**Exercise aim**
Copy each line that has the string "temporal" somewhere in it.

-- Exercise input start --

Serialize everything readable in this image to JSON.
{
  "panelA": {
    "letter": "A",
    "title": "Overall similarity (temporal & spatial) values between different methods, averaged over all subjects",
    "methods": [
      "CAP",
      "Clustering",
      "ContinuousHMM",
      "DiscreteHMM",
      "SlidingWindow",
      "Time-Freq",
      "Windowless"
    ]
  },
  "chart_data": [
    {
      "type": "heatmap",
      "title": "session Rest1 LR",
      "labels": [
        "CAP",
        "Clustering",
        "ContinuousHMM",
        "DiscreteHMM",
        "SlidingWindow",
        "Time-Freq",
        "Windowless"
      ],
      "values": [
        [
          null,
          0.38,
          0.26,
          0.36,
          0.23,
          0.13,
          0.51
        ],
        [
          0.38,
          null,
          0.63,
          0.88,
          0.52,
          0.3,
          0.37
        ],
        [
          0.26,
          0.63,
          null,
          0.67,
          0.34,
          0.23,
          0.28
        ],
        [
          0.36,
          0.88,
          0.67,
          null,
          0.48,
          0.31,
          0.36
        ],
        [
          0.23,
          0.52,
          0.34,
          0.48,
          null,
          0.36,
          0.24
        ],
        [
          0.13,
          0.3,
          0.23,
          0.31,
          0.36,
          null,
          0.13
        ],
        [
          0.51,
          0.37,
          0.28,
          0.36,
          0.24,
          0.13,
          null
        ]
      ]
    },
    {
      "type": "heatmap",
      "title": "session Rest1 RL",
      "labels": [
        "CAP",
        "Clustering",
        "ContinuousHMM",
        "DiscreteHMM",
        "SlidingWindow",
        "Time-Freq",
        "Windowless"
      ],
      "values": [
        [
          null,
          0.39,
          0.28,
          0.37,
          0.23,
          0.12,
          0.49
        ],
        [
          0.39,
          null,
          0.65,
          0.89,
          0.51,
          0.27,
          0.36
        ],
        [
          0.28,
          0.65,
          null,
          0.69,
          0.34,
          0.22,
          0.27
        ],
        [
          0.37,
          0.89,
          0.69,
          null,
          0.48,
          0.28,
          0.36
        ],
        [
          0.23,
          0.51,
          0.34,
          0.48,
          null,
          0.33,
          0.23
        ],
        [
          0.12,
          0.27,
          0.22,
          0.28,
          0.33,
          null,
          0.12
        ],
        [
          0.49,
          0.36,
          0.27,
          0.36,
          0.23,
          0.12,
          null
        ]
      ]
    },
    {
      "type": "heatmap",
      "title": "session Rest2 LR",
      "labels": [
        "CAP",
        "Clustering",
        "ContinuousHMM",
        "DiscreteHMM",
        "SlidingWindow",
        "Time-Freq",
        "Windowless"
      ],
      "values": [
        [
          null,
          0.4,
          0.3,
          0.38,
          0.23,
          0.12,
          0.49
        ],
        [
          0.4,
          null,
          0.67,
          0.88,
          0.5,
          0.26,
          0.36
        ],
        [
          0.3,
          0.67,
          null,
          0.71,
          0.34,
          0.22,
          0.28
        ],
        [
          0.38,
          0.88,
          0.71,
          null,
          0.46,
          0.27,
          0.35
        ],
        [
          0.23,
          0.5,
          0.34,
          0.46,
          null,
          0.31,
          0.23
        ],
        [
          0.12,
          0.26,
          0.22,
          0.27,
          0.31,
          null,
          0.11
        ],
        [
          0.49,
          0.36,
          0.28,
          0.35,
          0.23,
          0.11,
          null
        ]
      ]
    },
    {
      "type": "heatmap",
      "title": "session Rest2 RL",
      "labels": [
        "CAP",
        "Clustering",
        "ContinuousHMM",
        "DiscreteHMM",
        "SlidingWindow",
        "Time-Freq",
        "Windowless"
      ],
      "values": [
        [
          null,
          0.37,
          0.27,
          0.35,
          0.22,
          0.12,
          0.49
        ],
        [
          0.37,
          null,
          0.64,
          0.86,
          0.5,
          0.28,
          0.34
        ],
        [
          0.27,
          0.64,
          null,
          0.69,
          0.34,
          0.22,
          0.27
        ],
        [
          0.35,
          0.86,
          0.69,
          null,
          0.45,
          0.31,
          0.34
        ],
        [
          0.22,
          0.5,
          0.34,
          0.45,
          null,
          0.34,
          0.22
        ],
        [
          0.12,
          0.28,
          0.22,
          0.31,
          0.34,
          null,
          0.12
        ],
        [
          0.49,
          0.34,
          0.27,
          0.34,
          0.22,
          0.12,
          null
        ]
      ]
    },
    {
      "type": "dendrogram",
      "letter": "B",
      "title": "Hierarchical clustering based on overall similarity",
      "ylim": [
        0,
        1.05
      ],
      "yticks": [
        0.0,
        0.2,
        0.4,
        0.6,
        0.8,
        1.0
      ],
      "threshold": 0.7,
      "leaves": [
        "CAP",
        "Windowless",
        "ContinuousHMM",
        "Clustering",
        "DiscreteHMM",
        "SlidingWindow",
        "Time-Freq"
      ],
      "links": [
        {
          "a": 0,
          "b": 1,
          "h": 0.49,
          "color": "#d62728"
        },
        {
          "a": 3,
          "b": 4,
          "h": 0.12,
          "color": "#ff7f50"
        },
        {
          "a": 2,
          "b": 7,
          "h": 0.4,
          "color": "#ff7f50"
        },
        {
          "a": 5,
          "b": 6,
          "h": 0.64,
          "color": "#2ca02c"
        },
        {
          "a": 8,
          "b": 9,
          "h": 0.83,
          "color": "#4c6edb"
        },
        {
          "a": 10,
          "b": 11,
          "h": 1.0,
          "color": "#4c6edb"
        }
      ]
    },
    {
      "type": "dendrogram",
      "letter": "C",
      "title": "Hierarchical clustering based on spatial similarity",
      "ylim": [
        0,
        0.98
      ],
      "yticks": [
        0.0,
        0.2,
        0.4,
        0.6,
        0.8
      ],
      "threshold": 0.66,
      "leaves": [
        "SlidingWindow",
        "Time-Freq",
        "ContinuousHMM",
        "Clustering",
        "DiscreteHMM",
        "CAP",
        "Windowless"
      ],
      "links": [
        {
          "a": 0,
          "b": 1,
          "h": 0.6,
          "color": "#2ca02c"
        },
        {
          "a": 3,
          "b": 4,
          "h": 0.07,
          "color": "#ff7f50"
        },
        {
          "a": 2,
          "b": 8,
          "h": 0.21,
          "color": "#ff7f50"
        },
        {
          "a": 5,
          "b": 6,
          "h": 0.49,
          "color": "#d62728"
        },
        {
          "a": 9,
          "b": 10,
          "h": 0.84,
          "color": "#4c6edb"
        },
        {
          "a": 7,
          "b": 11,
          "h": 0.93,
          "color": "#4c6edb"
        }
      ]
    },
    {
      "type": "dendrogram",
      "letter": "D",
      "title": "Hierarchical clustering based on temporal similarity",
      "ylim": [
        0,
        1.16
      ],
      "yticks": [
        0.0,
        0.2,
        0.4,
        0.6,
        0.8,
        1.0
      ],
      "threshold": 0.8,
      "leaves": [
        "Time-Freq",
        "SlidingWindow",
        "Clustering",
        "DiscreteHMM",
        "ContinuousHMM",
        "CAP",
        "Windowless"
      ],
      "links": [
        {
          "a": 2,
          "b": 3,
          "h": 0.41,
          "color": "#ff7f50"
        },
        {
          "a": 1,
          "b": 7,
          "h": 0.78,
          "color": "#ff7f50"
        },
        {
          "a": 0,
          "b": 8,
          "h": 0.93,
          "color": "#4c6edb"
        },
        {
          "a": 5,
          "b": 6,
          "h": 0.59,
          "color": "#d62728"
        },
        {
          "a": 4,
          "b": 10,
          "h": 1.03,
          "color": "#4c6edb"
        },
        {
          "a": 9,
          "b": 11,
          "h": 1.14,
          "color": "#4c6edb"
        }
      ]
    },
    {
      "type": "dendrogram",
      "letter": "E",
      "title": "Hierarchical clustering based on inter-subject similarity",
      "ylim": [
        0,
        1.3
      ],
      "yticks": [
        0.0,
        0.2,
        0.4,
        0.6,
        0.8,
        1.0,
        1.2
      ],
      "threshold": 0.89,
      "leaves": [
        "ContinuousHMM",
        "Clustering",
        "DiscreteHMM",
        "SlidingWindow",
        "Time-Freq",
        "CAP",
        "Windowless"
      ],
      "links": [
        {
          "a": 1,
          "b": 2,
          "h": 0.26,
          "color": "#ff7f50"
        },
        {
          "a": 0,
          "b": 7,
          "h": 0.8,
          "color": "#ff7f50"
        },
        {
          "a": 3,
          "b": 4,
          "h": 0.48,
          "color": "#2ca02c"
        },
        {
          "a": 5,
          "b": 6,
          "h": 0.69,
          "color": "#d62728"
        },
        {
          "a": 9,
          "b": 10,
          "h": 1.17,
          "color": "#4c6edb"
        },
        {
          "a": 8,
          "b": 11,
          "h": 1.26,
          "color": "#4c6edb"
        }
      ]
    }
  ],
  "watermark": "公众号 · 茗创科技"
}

-- Exercise input end --

**Answer to the exercise**
    "title": "Overall similarity (temporal & spatial) values between different methods, averaged over all subjects",
      "title": "Hierarchical clustering based on temporal similarity",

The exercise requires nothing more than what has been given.